Selected excerpt —

=== Begin Enclosure ===

Cyclin-dependent kinase1 (CDK1), also known as cytokine cyclin 2 (CDC2), is one of a family of protein kinases that drive the major events of the cell cycle in eukaryotic cells [29]. In addition to its involvement in cell cycle regulation, CDK1 plays an instrumental role in gene transcription, protein translation, chromatin structural remodeling, cell division and migration, protein secretion, and other important molecular processes [30, 31]. CDK1 is highly expressed in most malignancies, exacerbates the proliferation of malignant cells, and is associated with poor prognosis [32]. Numerous studies have shown that inhibition of CDK1 is an efficient anti-cancer strategy and CDK1 has the potential to serve as a target for the treatment of different types of cancers [33]. The study by Farooq et al. found that CDK1 interacts with HPV oncoproteins and is enriched in the cell cycle and cellular oncogenic pathways [34], which may provide inspiration for molecular studies of JORRP.
Interleukin-1β (IL1B) is mainly produced and secreted by immune cells, epithelial cells, and cancer cells [35], regulating the expression of several inflammatory genes [36]. During tumor development, IL1B plays a central role in angiogenesis, endothelial cell activation, and tumor cell proliferation [37]. It has been demonstrated that as a potent activator of adaptive immune responses to viral infections, the biological activity of IL1B is increased in HPV-infected skin [38], which may provide new directions for the prevention and treatment of HPV infections.

=== End Enclosure ===

Tasks for this exercise —
1: According to the CDK1 and IL1B passage, which types of cells mainly produce and secrete IL1B?
2: Pick up the CDK1 and IL1B passage after its final sentence and continue it.

Data records —
=== Begin Enclosure ===

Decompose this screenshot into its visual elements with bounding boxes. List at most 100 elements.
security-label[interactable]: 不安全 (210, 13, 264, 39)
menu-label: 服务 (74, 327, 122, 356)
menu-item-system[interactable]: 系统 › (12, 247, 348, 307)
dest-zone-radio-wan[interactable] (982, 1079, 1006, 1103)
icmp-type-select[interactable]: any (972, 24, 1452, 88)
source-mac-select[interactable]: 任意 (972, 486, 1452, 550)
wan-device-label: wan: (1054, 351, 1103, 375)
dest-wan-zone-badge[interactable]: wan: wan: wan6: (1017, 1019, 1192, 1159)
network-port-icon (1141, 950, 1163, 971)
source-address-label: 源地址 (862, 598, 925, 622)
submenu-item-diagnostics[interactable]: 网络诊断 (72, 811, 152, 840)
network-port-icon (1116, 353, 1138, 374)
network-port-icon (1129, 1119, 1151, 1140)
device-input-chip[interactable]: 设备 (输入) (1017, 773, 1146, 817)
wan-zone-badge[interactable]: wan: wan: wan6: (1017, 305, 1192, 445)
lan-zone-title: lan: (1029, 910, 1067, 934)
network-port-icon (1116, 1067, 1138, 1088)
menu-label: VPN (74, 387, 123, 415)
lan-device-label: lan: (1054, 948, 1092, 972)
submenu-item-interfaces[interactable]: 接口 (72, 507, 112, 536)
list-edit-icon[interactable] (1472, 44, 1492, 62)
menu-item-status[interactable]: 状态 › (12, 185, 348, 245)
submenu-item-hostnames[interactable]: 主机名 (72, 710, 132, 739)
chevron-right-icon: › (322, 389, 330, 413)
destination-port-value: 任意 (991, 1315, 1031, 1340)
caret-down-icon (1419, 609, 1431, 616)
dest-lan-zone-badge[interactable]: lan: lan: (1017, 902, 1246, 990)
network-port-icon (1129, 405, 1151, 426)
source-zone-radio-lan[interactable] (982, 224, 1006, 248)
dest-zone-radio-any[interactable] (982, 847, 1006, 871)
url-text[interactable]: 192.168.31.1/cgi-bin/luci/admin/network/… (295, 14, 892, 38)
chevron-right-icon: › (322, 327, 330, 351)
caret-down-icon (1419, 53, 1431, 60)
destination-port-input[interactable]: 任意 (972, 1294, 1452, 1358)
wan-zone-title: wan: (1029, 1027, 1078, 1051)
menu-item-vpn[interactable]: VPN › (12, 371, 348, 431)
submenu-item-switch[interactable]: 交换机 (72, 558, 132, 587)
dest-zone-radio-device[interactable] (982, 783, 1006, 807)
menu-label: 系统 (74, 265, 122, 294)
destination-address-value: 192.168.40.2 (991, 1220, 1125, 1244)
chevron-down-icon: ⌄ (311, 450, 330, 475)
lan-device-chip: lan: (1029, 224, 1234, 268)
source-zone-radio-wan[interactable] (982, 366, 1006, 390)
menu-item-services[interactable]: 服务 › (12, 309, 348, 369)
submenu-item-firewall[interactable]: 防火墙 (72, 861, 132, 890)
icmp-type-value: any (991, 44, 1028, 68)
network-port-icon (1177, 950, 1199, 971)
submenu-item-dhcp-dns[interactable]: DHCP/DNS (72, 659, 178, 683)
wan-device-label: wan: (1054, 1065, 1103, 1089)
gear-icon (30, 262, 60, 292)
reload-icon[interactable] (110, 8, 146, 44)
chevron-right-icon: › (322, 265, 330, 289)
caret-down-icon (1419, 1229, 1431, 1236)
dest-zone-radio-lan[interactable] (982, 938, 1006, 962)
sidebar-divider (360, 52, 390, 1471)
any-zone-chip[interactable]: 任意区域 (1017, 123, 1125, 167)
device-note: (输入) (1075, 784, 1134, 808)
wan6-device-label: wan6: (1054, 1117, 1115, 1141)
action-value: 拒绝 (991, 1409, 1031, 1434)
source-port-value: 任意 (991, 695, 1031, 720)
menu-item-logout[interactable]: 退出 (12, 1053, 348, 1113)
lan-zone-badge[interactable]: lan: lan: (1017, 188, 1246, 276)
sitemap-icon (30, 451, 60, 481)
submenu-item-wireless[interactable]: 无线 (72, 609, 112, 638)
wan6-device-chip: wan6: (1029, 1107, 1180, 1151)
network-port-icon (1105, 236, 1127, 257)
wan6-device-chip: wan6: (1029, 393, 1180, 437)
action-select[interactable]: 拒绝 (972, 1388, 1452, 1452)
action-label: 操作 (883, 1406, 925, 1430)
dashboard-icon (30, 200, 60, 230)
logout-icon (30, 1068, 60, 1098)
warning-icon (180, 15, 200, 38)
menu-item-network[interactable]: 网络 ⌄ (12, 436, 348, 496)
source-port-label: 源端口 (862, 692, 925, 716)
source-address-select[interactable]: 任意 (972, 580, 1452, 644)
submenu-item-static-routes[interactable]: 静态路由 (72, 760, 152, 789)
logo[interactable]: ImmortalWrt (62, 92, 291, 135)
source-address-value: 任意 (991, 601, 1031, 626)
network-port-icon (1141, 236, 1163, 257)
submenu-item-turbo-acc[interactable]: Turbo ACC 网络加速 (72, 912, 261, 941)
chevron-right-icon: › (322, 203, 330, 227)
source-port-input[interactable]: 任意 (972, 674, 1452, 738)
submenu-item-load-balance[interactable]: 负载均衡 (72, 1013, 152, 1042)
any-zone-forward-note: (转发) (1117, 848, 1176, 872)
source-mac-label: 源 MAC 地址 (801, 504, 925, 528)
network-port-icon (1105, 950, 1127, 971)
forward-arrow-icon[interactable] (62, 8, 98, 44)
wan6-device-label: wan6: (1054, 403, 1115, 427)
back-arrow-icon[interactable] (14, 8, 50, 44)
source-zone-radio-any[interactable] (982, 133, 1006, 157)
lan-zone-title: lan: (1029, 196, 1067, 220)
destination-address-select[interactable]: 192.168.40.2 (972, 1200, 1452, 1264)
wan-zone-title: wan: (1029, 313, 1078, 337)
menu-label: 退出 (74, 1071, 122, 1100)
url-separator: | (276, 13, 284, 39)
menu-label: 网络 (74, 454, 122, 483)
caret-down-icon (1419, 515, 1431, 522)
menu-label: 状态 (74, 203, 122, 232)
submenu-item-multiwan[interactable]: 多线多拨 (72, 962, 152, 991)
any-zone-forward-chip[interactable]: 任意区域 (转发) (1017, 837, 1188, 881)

=== End Enclosure ===

Numbered answers —
1: Immune cells, epithelial cells, and cancer cells.

2:
Hypoxia-inducible factor 1 subunit alpha (HIF1A) is a key regulator required for tumor cell adaptation to hypoxia [39] and mediates multiple functional pathways during tumor development, including metabolic regulation, angiogenesis, cell survival, and inflammatory regulation [40, 41].
The other five hub genes are KIF11, ASPM, AUKRA, CENPE, and MKI67, which drive mitosis and regulate cell cycle progression [42–46], thereby regulating tumor cell proliferation and influencing tumor development.
There are a couple of limitations of this study. First, only three JORRP tissues and two adjacent non-tumor tissues were used for bioinformatics analysis in this study, in future, experimental validation based on larger sample sizes is needed to guarantee more accurate findings. In the second place, this study only used bioinformatics analysis to reveal potential biomarkers of JORRP, and further experiments are needed to confirm the role of these genes and related pathways.